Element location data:
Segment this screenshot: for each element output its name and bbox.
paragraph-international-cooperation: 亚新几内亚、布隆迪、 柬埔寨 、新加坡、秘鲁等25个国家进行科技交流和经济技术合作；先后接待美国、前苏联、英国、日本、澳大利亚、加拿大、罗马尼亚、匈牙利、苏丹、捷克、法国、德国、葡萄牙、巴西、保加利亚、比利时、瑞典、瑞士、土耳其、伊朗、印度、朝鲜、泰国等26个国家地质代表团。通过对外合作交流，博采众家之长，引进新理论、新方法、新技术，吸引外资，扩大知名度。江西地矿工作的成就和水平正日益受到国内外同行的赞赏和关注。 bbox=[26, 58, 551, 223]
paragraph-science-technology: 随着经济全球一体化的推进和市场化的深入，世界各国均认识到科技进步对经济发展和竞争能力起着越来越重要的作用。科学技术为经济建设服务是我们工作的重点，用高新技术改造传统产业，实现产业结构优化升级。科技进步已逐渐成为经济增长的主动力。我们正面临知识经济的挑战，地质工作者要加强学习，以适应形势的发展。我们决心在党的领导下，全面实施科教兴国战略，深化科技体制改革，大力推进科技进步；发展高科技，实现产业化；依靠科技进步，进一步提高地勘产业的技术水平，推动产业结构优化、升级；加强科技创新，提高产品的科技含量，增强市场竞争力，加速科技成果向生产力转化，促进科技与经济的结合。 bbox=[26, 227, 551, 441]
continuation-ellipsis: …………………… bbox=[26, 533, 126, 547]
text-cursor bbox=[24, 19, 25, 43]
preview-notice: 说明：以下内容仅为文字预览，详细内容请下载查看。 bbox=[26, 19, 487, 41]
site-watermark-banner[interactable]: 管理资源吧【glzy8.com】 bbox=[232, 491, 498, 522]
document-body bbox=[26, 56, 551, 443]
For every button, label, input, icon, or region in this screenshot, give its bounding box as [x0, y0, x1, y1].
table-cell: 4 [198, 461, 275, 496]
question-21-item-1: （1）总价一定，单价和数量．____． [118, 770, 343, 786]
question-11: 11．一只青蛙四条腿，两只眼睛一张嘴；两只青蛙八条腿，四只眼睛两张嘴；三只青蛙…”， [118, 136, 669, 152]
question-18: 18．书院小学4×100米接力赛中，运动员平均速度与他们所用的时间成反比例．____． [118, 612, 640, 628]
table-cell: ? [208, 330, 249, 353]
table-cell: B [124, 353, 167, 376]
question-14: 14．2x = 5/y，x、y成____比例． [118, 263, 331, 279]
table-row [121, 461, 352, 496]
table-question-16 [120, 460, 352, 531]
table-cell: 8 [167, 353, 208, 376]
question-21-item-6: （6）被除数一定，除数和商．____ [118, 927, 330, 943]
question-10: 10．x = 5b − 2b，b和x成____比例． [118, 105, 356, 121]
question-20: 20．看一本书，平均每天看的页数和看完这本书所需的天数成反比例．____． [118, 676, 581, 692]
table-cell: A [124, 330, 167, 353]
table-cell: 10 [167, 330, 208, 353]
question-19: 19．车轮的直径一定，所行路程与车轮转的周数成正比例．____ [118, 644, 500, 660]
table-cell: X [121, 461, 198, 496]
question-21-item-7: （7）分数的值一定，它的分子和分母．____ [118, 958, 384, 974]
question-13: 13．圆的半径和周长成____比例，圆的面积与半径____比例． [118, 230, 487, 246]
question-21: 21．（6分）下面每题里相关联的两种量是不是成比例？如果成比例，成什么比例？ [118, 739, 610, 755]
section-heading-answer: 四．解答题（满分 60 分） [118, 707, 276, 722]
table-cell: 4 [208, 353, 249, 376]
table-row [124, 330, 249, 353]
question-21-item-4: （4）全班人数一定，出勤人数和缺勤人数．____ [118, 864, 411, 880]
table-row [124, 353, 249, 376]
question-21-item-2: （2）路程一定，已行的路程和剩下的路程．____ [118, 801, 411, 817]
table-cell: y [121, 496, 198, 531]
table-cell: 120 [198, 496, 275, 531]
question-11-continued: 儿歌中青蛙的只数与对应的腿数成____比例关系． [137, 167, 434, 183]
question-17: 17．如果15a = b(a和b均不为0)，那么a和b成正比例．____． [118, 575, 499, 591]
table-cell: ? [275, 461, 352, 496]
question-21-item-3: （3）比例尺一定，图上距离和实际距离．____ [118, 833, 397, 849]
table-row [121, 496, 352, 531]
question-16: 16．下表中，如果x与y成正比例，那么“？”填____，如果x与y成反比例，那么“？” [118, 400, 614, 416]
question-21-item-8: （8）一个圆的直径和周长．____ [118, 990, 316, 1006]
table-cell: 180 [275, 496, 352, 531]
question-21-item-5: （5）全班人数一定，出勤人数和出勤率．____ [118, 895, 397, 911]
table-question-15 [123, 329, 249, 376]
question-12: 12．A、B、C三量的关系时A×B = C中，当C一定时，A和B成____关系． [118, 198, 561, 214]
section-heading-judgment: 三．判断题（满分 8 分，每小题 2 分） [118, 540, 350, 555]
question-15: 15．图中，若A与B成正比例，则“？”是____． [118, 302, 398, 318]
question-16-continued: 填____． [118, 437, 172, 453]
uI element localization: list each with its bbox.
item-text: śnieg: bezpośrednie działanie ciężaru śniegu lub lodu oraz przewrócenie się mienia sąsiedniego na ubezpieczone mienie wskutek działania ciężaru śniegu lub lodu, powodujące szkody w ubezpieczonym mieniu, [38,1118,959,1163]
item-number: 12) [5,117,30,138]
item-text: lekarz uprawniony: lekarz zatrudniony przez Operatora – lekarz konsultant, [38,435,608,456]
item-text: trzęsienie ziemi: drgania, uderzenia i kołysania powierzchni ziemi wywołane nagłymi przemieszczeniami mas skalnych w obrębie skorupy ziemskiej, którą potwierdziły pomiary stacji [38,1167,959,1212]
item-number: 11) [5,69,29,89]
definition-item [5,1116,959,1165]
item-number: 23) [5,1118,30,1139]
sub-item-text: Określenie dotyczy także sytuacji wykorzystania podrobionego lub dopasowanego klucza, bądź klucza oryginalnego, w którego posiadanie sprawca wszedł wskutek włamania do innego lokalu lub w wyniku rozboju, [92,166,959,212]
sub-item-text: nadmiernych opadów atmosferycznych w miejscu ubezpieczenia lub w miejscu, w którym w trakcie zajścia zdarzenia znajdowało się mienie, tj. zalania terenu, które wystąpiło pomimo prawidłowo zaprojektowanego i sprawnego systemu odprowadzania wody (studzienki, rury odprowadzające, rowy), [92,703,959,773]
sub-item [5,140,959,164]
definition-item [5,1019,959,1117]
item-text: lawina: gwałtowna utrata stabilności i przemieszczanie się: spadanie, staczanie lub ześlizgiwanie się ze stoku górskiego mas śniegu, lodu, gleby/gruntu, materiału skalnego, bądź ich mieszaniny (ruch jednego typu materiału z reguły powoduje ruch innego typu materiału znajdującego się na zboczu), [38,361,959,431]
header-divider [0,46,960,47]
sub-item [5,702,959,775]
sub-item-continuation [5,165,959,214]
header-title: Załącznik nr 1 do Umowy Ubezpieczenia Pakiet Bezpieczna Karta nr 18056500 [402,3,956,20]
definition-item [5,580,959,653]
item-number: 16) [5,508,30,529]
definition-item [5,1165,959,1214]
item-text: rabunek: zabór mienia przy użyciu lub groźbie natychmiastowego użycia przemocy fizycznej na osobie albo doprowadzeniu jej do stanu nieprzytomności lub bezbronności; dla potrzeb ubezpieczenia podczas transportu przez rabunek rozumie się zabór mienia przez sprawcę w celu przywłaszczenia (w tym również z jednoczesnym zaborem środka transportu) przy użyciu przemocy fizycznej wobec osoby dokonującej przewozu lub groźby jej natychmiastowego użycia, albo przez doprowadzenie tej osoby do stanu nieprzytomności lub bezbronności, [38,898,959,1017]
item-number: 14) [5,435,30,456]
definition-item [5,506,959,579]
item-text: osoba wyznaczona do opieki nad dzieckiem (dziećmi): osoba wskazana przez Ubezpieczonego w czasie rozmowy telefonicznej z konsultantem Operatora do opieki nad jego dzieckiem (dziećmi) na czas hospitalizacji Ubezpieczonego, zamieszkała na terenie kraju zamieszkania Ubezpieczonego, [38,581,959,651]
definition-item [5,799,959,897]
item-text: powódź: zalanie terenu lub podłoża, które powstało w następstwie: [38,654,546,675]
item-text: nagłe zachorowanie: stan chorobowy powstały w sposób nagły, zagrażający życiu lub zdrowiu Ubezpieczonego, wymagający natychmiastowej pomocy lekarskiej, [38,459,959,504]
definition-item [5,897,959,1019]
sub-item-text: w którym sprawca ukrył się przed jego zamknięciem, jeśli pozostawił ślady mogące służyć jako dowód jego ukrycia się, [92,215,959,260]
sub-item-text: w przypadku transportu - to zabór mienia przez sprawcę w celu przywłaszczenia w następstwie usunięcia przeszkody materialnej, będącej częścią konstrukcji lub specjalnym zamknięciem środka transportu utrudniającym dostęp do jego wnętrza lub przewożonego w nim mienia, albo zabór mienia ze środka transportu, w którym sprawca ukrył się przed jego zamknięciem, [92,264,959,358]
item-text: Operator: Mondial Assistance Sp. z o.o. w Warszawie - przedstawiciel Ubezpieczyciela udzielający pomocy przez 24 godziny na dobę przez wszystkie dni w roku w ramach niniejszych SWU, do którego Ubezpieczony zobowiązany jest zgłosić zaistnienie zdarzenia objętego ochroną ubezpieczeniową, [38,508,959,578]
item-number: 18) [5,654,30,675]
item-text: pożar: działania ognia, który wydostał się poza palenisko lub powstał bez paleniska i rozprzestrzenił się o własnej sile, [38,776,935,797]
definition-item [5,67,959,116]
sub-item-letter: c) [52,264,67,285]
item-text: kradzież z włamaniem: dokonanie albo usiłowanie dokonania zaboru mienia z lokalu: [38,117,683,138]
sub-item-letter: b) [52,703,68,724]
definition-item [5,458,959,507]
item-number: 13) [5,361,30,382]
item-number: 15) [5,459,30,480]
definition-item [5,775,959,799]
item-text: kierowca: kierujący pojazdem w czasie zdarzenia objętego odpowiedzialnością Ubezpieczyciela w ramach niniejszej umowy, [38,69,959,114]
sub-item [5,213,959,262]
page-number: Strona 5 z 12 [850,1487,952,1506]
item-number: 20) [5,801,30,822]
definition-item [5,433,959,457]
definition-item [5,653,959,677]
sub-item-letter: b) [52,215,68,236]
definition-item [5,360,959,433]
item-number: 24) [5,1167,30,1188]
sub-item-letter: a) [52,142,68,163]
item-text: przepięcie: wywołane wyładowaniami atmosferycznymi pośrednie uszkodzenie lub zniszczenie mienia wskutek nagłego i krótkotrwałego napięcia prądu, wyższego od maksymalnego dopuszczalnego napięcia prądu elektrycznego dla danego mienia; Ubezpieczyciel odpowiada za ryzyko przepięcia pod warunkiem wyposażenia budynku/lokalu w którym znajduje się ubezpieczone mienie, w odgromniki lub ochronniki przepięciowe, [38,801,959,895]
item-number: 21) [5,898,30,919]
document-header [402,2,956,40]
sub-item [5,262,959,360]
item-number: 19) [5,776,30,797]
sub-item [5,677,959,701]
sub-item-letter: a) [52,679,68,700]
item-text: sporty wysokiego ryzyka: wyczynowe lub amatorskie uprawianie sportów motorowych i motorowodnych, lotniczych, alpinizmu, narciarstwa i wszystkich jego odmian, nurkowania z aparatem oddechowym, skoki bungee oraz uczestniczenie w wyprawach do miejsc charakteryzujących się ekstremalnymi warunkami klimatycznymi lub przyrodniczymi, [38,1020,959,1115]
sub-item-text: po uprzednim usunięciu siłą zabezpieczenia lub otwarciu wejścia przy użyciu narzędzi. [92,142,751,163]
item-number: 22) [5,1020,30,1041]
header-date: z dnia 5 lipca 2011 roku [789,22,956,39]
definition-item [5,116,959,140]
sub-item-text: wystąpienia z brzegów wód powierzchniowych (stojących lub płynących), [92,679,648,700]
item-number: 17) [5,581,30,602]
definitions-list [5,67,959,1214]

Requirement: Please reproduce the listing above verbatim, from its first line through the line holding "question-21-item-6: （6）被除数一定，除数和商．____ [118, 927, 330, 943]", both included.

Exercise response:
Segment this screenshot: for each element output its name and bbox.
paragraph-international-cooperation: 亚新几内亚、布隆迪、 柬埔寨 、新加坡、秘鲁等25个国家进行科技交流和经济技术合作；先后接待美国、前苏联、英国、日本、澳大利亚、加拿大、罗马尼亚、匈牙利、苏丹、捷克、法国、德国、葡萄牙、巴西、保加利亚、比利时、瑞典、瑞士、土耳其、伊朗、印度、朝鲜、泰国等26个国家地质代表团。通过对外合作交流，博采众家之长，引进新理论、新方法、新技术，吸引外资，扩大知名度。江西地矿工作的成就和水平正日益受到国内外同行的赞赏和关注。 bbox=[26, 58, 551, 223]
paragraph-science-technology: 随着经济全球一体化的推进和市场化的深入，世界各国均认识到科技进步对经济发展和竞争能力起着越来越重要的作用。科学技术为经济建设服务是我们工作的重点，用高新技术改造传统产业，实现产业结构优化升级。科技进步已逐渐成为经济增长的主动力。我们正面临知识经济的挑战，地质工作者要加强学习，以适应形势的发展。我们决心在党的领导下，全面实施科教兴国战略，深化科技体制改革，大力推进科技进步；发展高科技，实现产业化；依靠科技进步，进一步提高地勘产业的技术水平，推动产业结构优化、升级；加强科技创新，提高产品的科技含量，增强市场竞争力，加速科技成果向生产力转化，促进科技与经济的结合。 bbox=[26, 227, 551, 441]
continuation-ellipsis: …………………… bbox=[26, 533, 126, 547]
text-cursor bbox=[24, 19, 25, 43]
preview-notice: 说明：以下内容仅为文字预览，详细内容请下载查看。 bbox=[26, 19, 487, 41]
site-watermark-banner[interactable]: 管理资源吧【glzy8.com】 bbox=[232, 491, 498, 522]
document-body bbox=[26, 56, 551, 443]
For every button, label, input, icon, or region in this screenshot, give its bounding box as [x0, y0, x1, y1].
table-cell: 4 [198, 461, 275, 496]
question-21-item-1: （1）总价一定，单价和数量．____． [118, 770, 343, 786]
question-11: 11．一只青蛙四条腿，两只眼睛一张嘴；两只青蛙八条腿，四只眼睛两张嘴；三只青蛙…”， [118, 136, 669, 152]
question-18: 18．书院小学4×100米接力赛中，运动员平均速度与他们所用的时间成反比例．____． [118, 612, 640, 628]
table-cell: ? [208, 330, 249, 353]
table-cell: B [124, 353, 167, 376]
question-14: 14．2x = 5/y，x、y成____比例． [118, 263, 331, 279]
table-row [121, 461, 352, 496]
table-question-16 [120, 460, 352, 531]
table-cell: 8 [167, 353, 208, 376]
question-21-item-6: （6）被除数一定，除数和商．____ [118, 927, 330, 943]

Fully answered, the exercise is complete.